= Given exercise =
Word for word, transcribe the lines below and drop the pictures.

= Dataset excerpts =
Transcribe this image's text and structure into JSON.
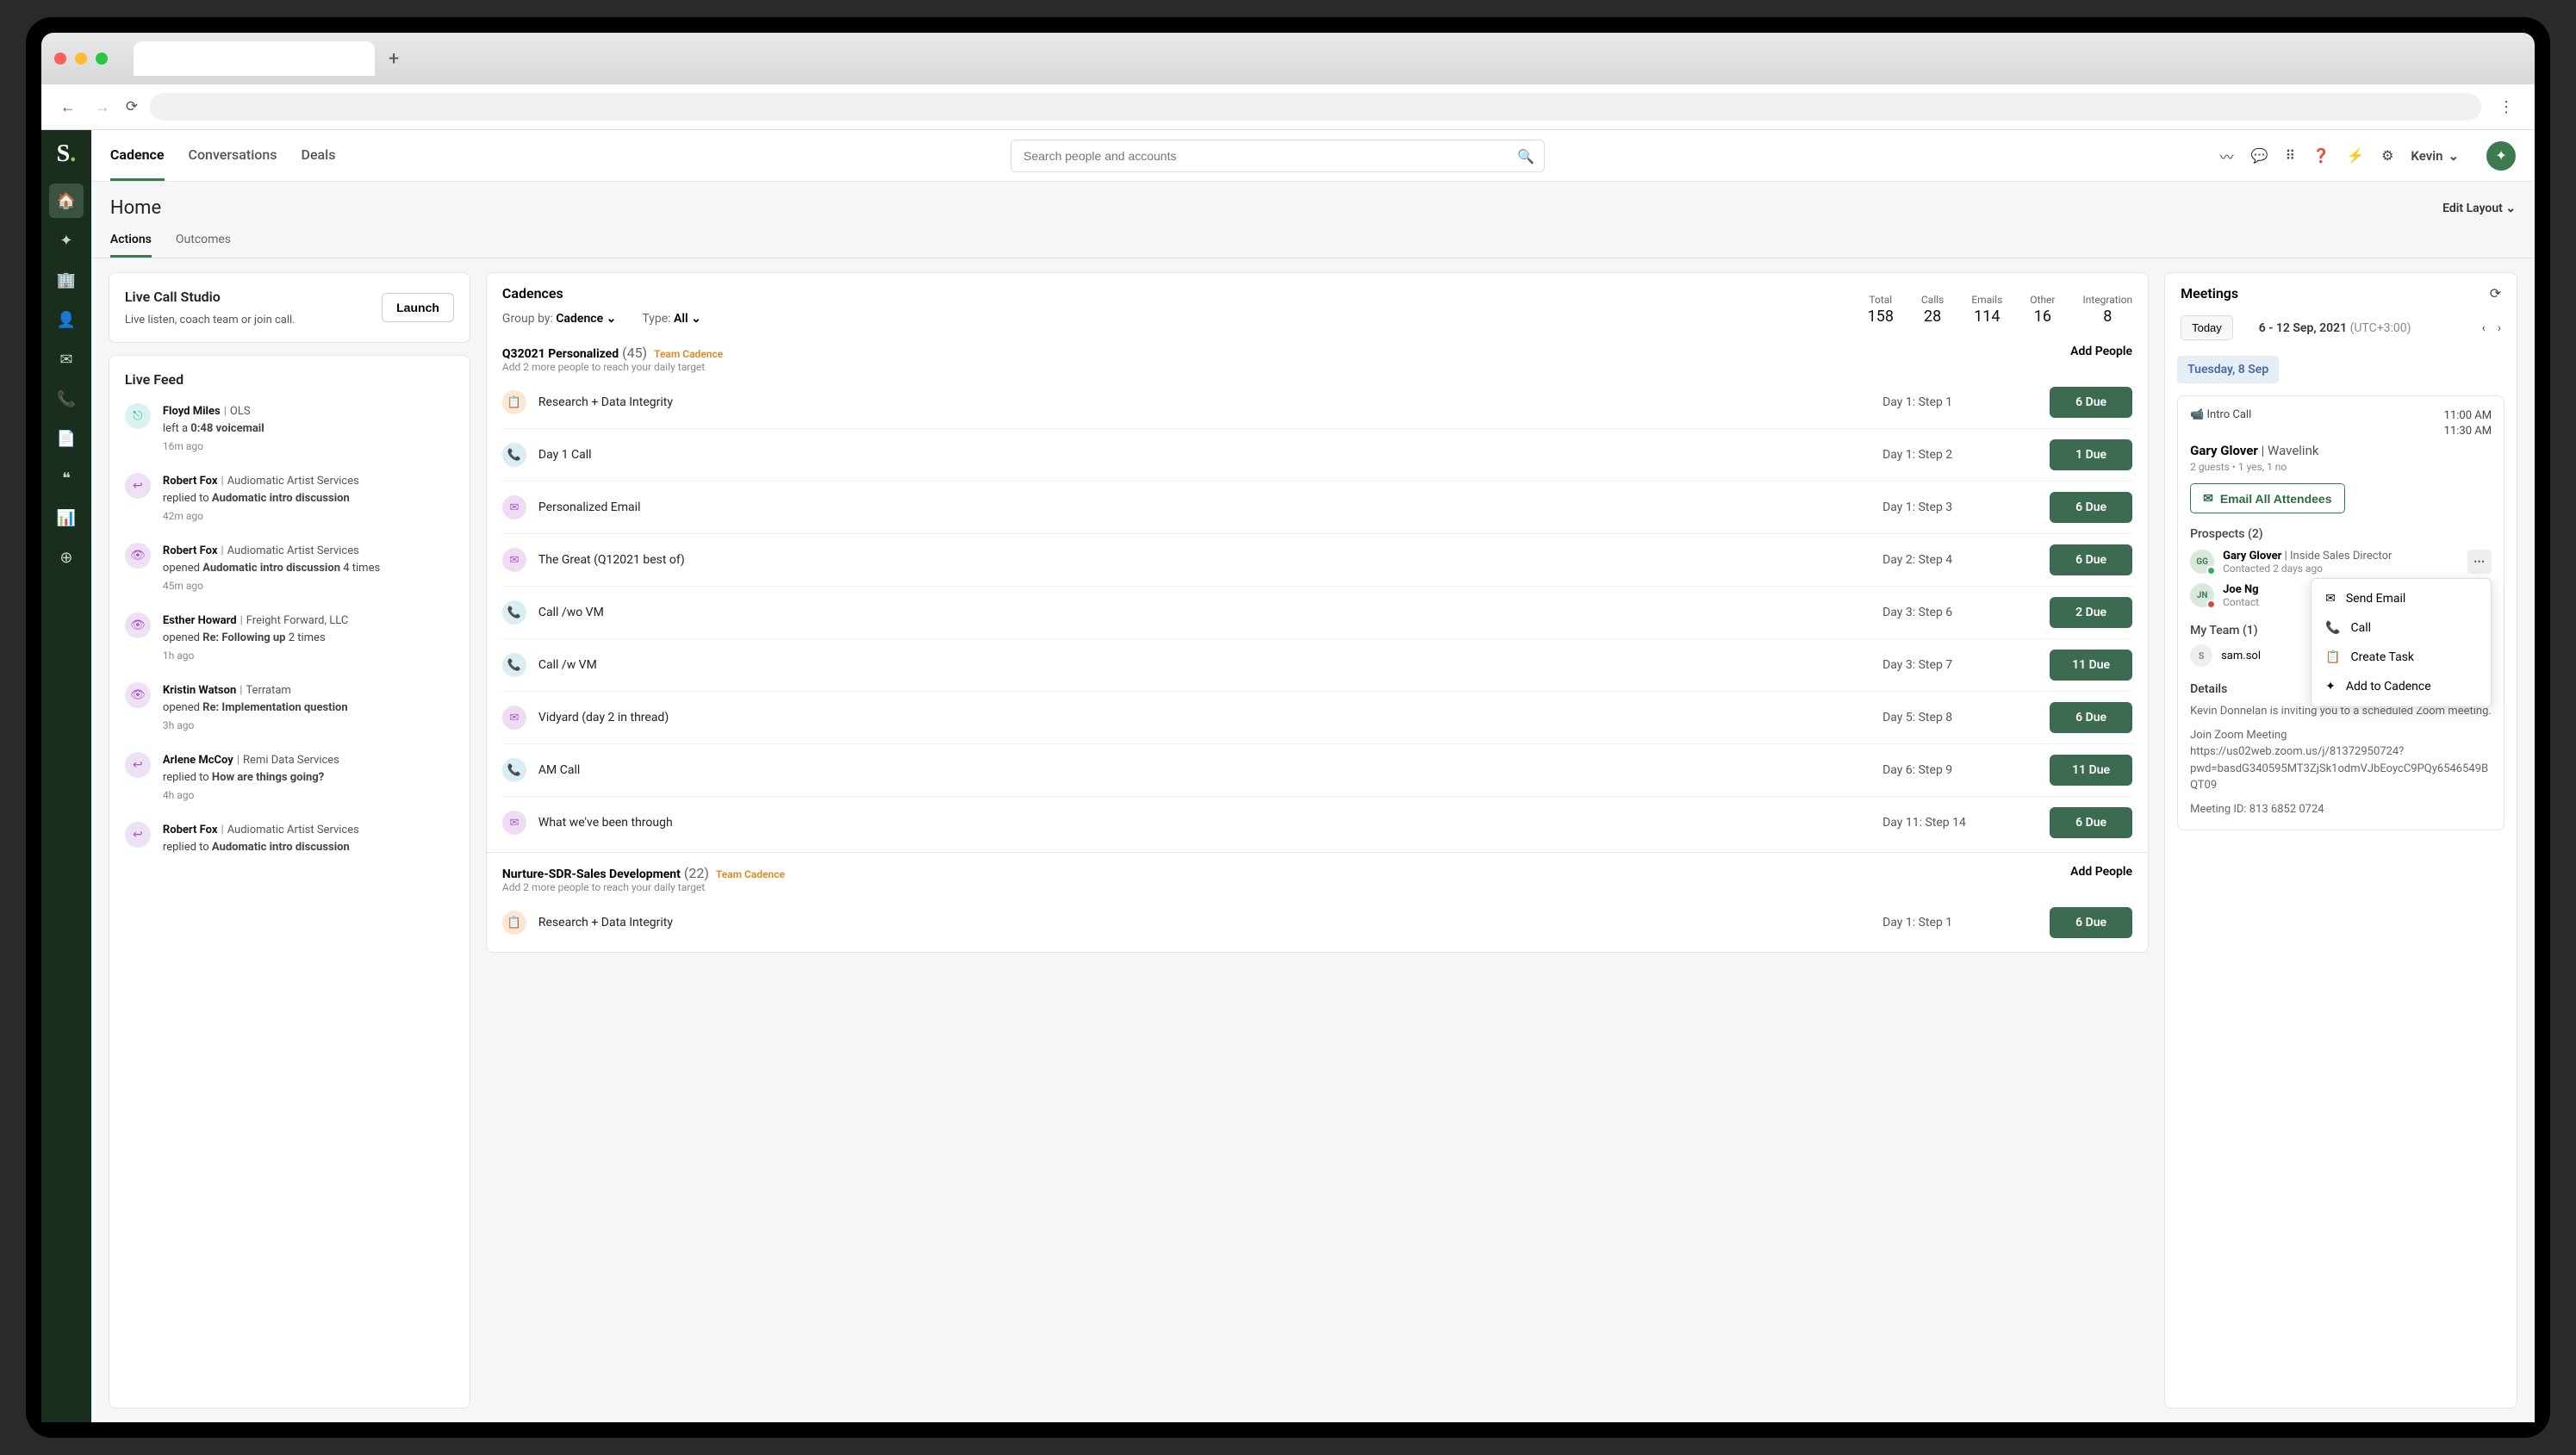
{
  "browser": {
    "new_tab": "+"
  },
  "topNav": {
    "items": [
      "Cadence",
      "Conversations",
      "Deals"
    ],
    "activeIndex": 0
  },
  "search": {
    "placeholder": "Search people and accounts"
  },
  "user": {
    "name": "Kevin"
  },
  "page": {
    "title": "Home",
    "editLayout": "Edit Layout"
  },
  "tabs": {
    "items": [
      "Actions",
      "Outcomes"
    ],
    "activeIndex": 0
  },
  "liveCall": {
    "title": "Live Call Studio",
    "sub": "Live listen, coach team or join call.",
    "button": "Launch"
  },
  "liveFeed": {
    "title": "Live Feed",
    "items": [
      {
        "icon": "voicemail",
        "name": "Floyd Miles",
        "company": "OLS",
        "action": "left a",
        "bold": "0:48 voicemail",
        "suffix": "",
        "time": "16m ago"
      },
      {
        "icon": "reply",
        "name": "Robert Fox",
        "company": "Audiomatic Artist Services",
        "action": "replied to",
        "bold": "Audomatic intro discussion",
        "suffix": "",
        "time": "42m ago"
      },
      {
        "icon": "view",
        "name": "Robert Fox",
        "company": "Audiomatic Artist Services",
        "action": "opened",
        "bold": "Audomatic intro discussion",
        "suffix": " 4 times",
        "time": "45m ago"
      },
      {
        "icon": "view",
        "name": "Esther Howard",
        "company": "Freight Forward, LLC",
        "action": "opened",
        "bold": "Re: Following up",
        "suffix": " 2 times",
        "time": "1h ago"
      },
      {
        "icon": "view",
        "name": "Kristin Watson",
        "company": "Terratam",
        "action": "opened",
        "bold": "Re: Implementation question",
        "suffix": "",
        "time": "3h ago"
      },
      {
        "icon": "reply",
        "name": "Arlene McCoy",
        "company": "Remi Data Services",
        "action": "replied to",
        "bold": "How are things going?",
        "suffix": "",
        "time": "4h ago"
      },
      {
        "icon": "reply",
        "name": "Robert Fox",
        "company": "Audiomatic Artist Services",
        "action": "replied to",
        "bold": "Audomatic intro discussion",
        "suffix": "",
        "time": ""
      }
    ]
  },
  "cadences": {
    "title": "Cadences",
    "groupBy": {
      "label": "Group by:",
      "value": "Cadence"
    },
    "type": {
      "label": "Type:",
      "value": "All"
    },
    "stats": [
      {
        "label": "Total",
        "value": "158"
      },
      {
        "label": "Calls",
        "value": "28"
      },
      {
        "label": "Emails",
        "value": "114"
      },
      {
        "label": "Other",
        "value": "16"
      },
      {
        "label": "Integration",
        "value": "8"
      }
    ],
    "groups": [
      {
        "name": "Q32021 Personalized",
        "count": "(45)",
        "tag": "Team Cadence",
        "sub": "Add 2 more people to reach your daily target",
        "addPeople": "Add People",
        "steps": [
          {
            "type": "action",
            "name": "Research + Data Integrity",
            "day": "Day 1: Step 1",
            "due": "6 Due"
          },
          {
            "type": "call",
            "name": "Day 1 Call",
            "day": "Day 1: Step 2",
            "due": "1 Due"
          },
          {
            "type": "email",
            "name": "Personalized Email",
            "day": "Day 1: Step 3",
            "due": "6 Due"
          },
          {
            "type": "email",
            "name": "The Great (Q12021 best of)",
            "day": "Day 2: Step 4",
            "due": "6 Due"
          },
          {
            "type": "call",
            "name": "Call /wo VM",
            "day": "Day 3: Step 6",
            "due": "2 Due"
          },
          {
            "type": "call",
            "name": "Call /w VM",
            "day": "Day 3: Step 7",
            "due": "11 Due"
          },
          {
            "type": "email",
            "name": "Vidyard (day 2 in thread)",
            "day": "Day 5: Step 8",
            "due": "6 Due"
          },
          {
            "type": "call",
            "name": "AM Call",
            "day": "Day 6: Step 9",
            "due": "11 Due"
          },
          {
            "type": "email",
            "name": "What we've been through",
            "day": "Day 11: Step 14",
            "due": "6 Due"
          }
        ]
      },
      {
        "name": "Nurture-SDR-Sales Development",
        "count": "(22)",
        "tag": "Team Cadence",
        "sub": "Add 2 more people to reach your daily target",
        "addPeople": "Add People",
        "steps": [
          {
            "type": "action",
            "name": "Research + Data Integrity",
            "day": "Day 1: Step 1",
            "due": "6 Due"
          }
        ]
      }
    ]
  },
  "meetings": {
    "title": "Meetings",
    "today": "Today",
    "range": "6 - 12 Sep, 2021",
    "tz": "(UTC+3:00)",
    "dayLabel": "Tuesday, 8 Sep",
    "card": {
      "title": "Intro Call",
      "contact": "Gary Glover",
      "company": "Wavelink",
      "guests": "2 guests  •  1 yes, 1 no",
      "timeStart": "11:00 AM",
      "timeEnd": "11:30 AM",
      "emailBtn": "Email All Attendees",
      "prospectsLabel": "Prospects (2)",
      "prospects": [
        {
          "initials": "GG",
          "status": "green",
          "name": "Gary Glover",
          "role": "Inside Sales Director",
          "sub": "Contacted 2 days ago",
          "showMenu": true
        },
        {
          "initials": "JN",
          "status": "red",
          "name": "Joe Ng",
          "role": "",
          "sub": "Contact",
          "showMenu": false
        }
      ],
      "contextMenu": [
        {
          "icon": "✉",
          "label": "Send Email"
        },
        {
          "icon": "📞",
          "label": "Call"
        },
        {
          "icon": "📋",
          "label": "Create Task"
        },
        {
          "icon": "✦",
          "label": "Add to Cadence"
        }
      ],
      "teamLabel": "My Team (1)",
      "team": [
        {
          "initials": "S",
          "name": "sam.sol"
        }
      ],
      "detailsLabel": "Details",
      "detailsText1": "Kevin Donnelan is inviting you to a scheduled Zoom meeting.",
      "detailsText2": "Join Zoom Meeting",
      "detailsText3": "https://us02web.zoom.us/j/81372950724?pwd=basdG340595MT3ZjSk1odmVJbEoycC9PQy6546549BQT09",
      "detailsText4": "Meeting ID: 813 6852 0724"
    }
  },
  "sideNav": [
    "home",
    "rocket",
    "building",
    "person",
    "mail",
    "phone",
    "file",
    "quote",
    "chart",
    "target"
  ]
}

= Correct response =
Transcribe this image's text and structure into JSON.
{
  "browser": {
    "new_tab": "+"
  },
  "topNav": {
    "items": [
      "Cadence",
      "Conversations",
      "Deals"
    ],
    "activeIndex": 0
  },
  "search": {
    "placeholder": "Search people and accounts"
  },
  "user": {
    "name": "Kevin"
  },
  "page": {
    "title": "Home",
    "editLayout": "Edit Layout"
  },
  "tabs": {
    "items": [
      "Actions",
      "Outcomes"
    ],
    "activeIndex": 0
  },
  "liveCall": {
    "title": "Live Call Studio",
    "sub": "Live listen, coach team or join call.",
    "button": "Launch"
  },
  "liveFeed": {
    "title": "Live Feed",
    "items": [
      {
        "icon": "voicemail",
        "name": "Floyd Miles",
        "company": "OLS",
        "action": "left a",
        "bold": "0:48 voicemail",
        "suffix": "",
        "time": "16m ago"
      },
      {
        "icon": "reply",
        "name": "Robert Fox",
        "company": "Audiomatic Artist Services",
        "action": "replied to",
        "bold": "Audomatic intro discussion",
        "suffix": "",
        "time": "42m ago"
      },
      {
        "icon": "view",
        "name": "Robert Fox",
        "company": "Audiomatic Artist Services",
        "action": "opened",
        "bold": "Audomatic intro discussion",
        "suffix": " 4 times",
        "time": "45m ago"
      },
      {
        "icon": "view",
        "name": "Esther Howard",
        "company": "Freight Forward, LLC",
        "action": "opened",
        "bold": "Re: Following up",
        "suffix": " 2 times",
        "time": "1h ago"
      },
      {
        "icon": "view",
        "name": "Kristin Watson",
        "company": "Terratam",
        "action": "opened",
        "bold": "Re: Implementation question",
        "suffix": "",
        "time": "3h ago"
      },
      {
        "icon": "reply",
        "name": "Arlene McCoy",
        "company": "Remi Data Services",
        "action": "replied to",
        "bold": "How are things going?",
        "suffix": "",
        "time": "4h ago"
      },
      {
        "icon": "reply",
        "name": "Robert Fox",
        "company": "Audiomatic Artist Services",
        "action": "replied to",
        "bold": "Audomatic intro discussion",
        "suffix": "",
        "time": ""
      }
    ]
  },
  "cadences": {
    "title": "Cadences",
    "groupBy": {
      "label": "Group by:",
      "value": "Cadence"
    },
    "type": {
      "label": "Type:",
      "value": "All"
    },
    "stats": [
      {
        "label": "Total",
        "value": "158"
      },
      {
        "label": "Calls",
        "value": "28"
      },
      {
        "label": "Emails",
        "value": "114"
      },
      {
        "label": "Other",
        "value": "16"
      },
      {
        "label": "Integration",
        "value": "8"
      }
    ],
    "groups": [
      {
        "name": "Q32021 Personalized",
        "count": "(45)",
        "tag": "Team Cadence",
        "sub": "Add 2 more people to reach your daily target",
        "addPeople": "Add People",
        "steps": [
          {
            "type": "action",
            "name": "Research + Data Integrity",
            "day": "Day 1: Step 1",
            "due": "6 Due"
          },
          {
            "type": "call",
            "name": "Day 1 Call",
            "day": "Day 1: Step 2",
            "due": "1 Due"
          },
          {
            "type": "email",
            "name": "Personalized Email",
            "day": "Day 1: Step 3",
            "due": "6 Due"
          },
          {
            "type": "email",
            "name": "The Great (Q12021 best of)",
            "day": "Day 2: Step 4",
            "due": "6 Due"
          },
          {
            "type": "call",
            "name": "Call /wo VM",
            "day": "Day 3: Step 6",
            "due": "2 Due"
          },
          {
            "type": "call",
            "name": "Call /w VM",
            "day": "Day 3: Step 7",
            "due": "11 Due"
          },
          {
            "type": "email",
            "name": "Vidyard (day 2 in thread)",
            "day": "Day 5: Step 8",
            "due": "6 Due"
          },
          {
            "type": "call",
            "name": "AM Call",
            "day": "Day 6: Step 9",
            "due": "11 Due"
          },
          {
            "type": "email",
            "name": "What we've been through",
            "day": "Day 11: Step 14",
            "due": "6 Due"
          }
        ]
      },
      {
        "name": "Nurture-SDR-Sales Development",
        "count": "(22)",
        "tag": "Team Cadence",
        "sub": "Add 2 more people to reach your daily target",
        "addPeople": "Add People",
        "steps": [
          {
            "type": "action",
            "name": "Research + Data Integrity",
            "day": "Day 1: Step 1",
            "due": "6 Due"
          }
        ]
      }
    ]
  },
  "meetings": {
    "title": "Meetings",
    "today": "Today",
    "range": "6 - 12 Sep, 2021",
    "tz": "(UTC+3:00)",
    "dayLabel": "Tuesday, 8 Sep",
    "card": {
      "title": "Intro Call",
      "contact": "Gary Glover",
      "company": "Wavelink",
      "guests": "2 guests  •  1 yes, 1 no",
      "timeStart": "11:00 AM",
      "timeEnd": "11:30 AM",
      "emailBtn": "Email All Attendees",
      "prospectsLabel": "Prospects (2)",
      "prospects": [
        {
          "initials": "GG",
          "status": "green",
          "name": "Gary Glover",
          "role": "Inside Sales Director",
          "sub": "Contacted 2 days ago",
          "showMenu": true
        },
        {
          "initials": "JN",
          "status": "red",
          "name": "Joe Ng",
          "role": "",
          "sub": "Contact",
          "showMenu": false
        }
      ],
      "contextMenu": [
        {
          "icon": "✉",
          "label": "Send Email"
        },
        {
          "icon": "📞",
          "label": "Call"
        },
        {
          "icon": "📋",
          "label": "Create Task"
        },
        {
          "icon": "✦",
          "label": "Add to Cadence"
        }
      ],
      "teamLabel": "My Team (1)",
      "team": [
        {
          "initials": "S",
          "name": "sam.sol"
        }
      ],
      "detailsLabel": "Details",
      "detailsText1": "Kevin Donnelan is inviting you to a scheduled Zoom meeting.",
      "detailsText2": "Join Zoom Meeting",
      "detailsText3": "https://us02web.zoom.us/j/81372950724?pwd=basdG340595MT3ZjSk1odmVJbEoycC9PQy6546549BQT09",
      "detailsText4": "Meeting ID: 813 6852 0724"
    }
  },
  "sideNav": [
    "home",
    "rocket",
    "building",
    "person",
    "mail",
    "phone",
    "file",
    "quote",
    "chart",
    "target"
  ]
}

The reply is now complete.